> [Request]:
Make an exact copy of all the records.

Start of Given information

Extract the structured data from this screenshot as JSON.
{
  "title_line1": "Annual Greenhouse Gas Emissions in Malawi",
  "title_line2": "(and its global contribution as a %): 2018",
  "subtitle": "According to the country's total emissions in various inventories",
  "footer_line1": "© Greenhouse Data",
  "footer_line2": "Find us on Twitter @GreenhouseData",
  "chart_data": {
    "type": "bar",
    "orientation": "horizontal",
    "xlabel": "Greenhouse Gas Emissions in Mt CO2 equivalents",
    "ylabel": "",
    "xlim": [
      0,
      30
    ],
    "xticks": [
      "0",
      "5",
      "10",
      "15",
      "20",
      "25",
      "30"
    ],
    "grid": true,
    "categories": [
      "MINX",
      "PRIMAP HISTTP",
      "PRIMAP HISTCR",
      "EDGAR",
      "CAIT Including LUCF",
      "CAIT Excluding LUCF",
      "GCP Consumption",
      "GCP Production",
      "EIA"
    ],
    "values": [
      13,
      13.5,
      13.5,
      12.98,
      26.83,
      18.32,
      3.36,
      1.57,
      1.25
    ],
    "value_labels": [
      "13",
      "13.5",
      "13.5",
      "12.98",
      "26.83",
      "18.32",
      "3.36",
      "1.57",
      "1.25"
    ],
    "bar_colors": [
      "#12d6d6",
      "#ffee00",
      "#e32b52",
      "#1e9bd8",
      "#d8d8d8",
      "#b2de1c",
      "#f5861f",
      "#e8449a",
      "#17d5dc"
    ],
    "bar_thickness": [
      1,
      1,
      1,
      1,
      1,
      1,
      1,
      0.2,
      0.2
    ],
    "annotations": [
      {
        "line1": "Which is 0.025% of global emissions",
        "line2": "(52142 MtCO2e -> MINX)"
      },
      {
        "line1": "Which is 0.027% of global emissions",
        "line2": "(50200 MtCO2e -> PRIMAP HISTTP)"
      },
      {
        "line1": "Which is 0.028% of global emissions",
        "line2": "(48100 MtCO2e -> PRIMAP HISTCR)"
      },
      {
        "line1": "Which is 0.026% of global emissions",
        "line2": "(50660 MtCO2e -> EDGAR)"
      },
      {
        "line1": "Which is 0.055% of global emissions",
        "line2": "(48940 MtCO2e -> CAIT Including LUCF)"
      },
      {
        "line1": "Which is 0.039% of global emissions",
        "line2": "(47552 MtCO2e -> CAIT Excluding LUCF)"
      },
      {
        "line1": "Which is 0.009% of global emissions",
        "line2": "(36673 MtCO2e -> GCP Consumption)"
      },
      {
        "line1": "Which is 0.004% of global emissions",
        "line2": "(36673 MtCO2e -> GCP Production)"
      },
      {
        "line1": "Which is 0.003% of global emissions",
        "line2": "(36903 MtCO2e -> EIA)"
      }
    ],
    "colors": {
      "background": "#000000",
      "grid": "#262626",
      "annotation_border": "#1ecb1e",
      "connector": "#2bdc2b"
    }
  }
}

End of Given information

> [Task response]:
Extract the structured data from this screenshot as JSON.
{
  "title_line1": "Annual Greenhouse Gas Emissions in Malawi",
  "title_line2": "(and its global contribution as a %): 2018",
  "subtitle": "According to the country's total emissions in various inventories",
  "footer_line1": "© Greenhouse Data",
  "footer_line2": "Find us on Twitter @GreenhouseData",
  "chart_data": {
    "type": "bar",
    "orientation": "horizontal",
    "xlabel": "Greenhouse Gas Emissions in Mt CO2 equivalents",
    "ylabel": "",
    "xlim": [
      0,
      30
    ],
    "xticks": [
      "0",
      "5",
      "10",
      "15",
      "20",
      "25",
      "30"
    ],
    "grid": true,
    "categories": [
      "MINX",
      "PRIMAP HISTTP",
      "PRIMAP HISTCR",
      "EDGAR",
      "CAIT Including LUCF",
      "CAIT Excluding LUCF",
      "GCP Consumption",
      "GCP Production",
      "EIA"
    ],
    "values": [
      13,
      13.5,
      13.5,
      12.98,
      26.83,
      18.32,
      3.36,
      1.57,
      1.25
    ],
    "value_labels": [
      "13",
      "13.5",
      "13.5",
      "12.98",
      "26.83",
      "18.32",
      "3.36",
      "1.57",
      "1.25"
    ],
    "bar_colors": [
      "#12d6d6",
      "#ffee00",
      "#e32b52",
      "#1e9bd8",
      "#d8d8d8",
      "#b2de1c",
      "#f5861f",
      "#e8449a",
      "#17d5dc"
    ],
    "bar_thickness": [
      1,
      1,
      1,
      1,
      1,
      1,
      1,
      0.2,
      0.2
    ],
    "annotations": [
      {
        "line1": "Which is 0.025% of global emissions",
        "line2": "(52142 MtCO2e -> MINX)"
      },
      {
        "line1": "Which is 0.027% of global emissions",
        "line2": "(50200 MtCO2e -> PRIMAP HISTTP)"
      },
      {
        "line1": "Which is 0.028% of global emissions",
        "line2": "(48100 MtCO2e -> PRIMAP HISTCR)"
      },
      {
        "line1": "Which is 0.026% of global emissions",
        "line2": "(50660 MtCO2e -> EDGAR)"
      },
      {
        "line1": "Which is 0.055% of global emissions",
        "line2": "(48940 MtCO2e -> CAIT Including LUCF)"
      },
      {
        "line1": "Which is 0.039% of global emissions",
        "line2": "(47552 MtCO2e -> CAIT Excluding LUCF)"
      },
      {
        "line1": "Which is 0.009% of global emissions",
        "line2": "(36673 MtCO2e -> GCP Consumption)"
      },
      {
        "line1": "Which is 0.004% of global emissions",
        "line2": "(36673 MtCO2e -> GCP Production)"
      },
      {
        "line1": "Which is 0.003% of global emissions",
        "line2": "(36903 MtCO2e -> EIA)"
      }
    ],
    "colors": {
      "background": "#000000",
      "grid": "#262626",
      "annotation_border": "#1ecb1e",
      "connector": "#2bdc2b"
    }
  }
}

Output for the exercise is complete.